◆ **Exercise prompt**: Each line in the entries below that holds the string "记下此时手轮上的读数" is to be listed.
▼
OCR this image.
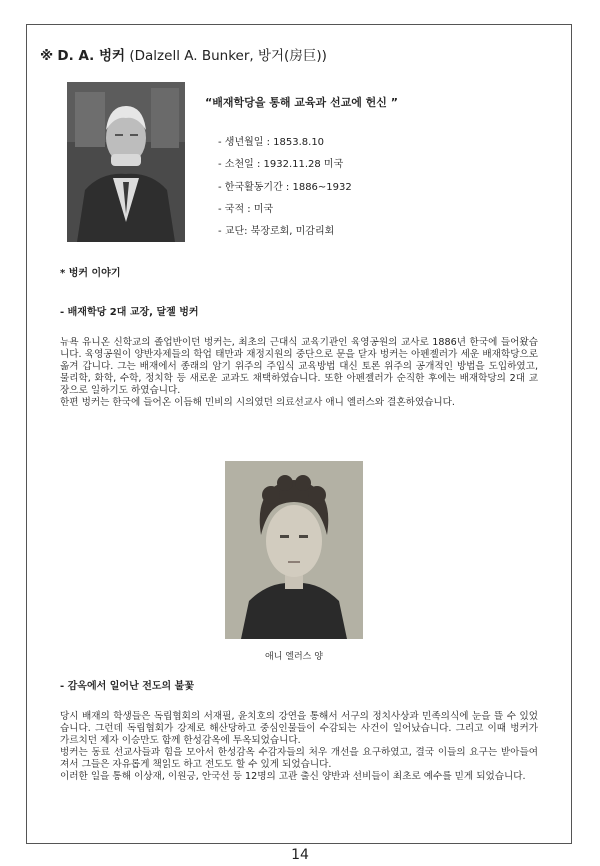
※ D. A. 벙커 (Dalzell A. Bunker, 방거(房巨))
“배재학당을 통해 교육과 선교에 헌신 ”
- 생년월일 : 1853.8.10
- 소천일 : 1932.11.28 미국
- 한국활동기간 : 1886~1932
- 국적 : 미국
- 교단: 북장로회, 미감리회
* 벙커 이야기
- 배재학당 2대 교장, 달젤 벙커

뉴욕 유니온 신학교의 졸업반이던 벙커는, 최초의 근대식 교육기관인 육영공원의 교사로 1886년 한국에 들어왔습니다. 육영공원이 양반자제들의 학업 태만과 재정지원의 중단으로 문을 닫자 벙커는 아펜젤러가 세운 배재학당으로 옮겨 갑니다. 그는 배재에서 종래의 암기 위주의 주입식 교육방법 대신 토론 위주의 공개적인 방법을 도입하였고, 물리학, 화학, 수학, 정치학 등 새로운 교과도 채택하였습니다. 또한 아펜젤러가 순직한 후에는 배재학당의 2대 교장으로 일하기도 하였습니다.

한편 벙커는 한국에 들어온 이듬해 민비의 시의였던 의료선교사 애니 엘러스와 결혼하였습니다.

애니 엘러스 양
- 감옥에서 일어난 전도의 불꽃

당시 배재의 학생들은 독립협회의 서재필, 윤치호의 강연을 통해서 서구의 정치사상과 민족의식에 눈을 뜰 수 있었습니다. 그런데 독립협회가 강제로 해산당하고 중심인물들이 수감되는 사건이 일어났습니다. 그리고 이때 벙커가 가르치던 제자 이승만도 함께 한성감옥에 투옥되었습니다.

벙커는 동료 선교사들과 힘을 모아서 한성감옥 수감자들의 처우 개선을 요구하였고, 결국 이들의 요구는 받아들여져서 그들은 자유롭게 책읽도 하고 전도도 할 수 있게 되었습니다.

이러한 일을 통해 이상재, 이원긍, 안국선 등 12명의 고관 출신 양반과 선비들이 최초로 예수를 믿게 되었습니다.

14
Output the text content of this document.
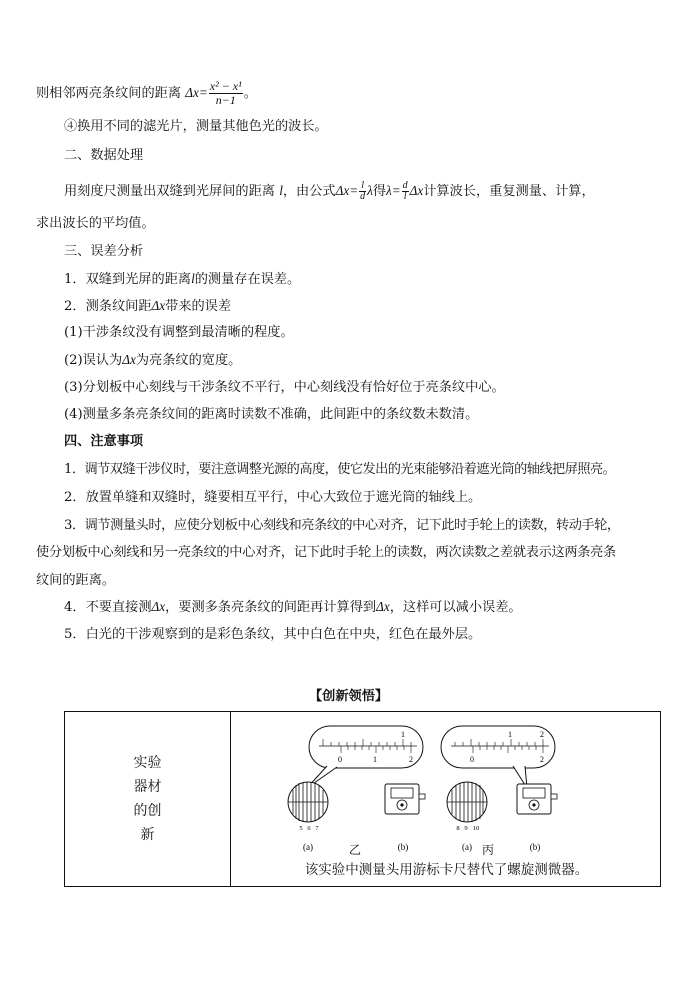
则相邻两亮条纹间的距离 $\Delta x= \frac{\text{x² − x¹}}{n-1}$ 。
④换用不同的滤光片，测量其他色光的波长。
二、数据处理
用刻度尺测量出双缝到光屏间的距离 l，由公式$\Delta x= \frac{l}{d}$ λ得$\lambda= \frac{d}{l}$ Δx计算波长，重复测量、计算，
求出波长的平均值。
三、误差分析
1．双缝到光屏的距离l的测量存在误差。
2．测条纹间距Δx带来的误差
(1)干涉条纹没有调整到最清晰的程度。
(2)误认为Δx为亮条纹的宽度。
(3)分划板中心刻线与干涉条纹不平行，中心刻线没有恰好位于亮条纹中心。
(4)测量多条亮条纹间的距离时读数不准确，此间距中的条纹数未数清。
四、注意事项
1．调节双缝干涉仪时，要注意调整光源的高度，使它发出的光束能够沿着遮光筒的轴线把屏照亮。
2．放置单缝和双缝时，缝要相互平行，中心大致位于遮光筒的轴线上。
3．调节测量头时，应使分划板中心刻线和亮条纹的中心对齐，记下此时手轮上的读数，转动手轮，
使分划板中心刻线和另一亮条纹的中心对齐，记下此时手轮上的读数，两次读数之差就表示这两条亮条
纹间的距离。
4．不要直接测Δx，要测多条亮条纹的间距再计算得到Δx，这样可以减小误差。
5．白光的干涉观察到的是彩色条纹，其中白色在中央，红色在最外层。
【创新领悟】
实验器材的创新
该实验中测量头用游标卡尺替代了螺旋测微器。
1
0	1	2
5 6 7
(a)	(b)
1	2
0	2
8 9 10
(a)	(b)
乙	丙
▲
◆ **Exercise solution**:
3．调节测量头时，应使分划板中心刻线和亮条纹的中心对齐，记下此时手轮上的读数，转动手轮，
使分划板中心刻线和另一亮条纹的中心对齐，记下此时手轮上的读数，两次读数之差就表示这两条亮条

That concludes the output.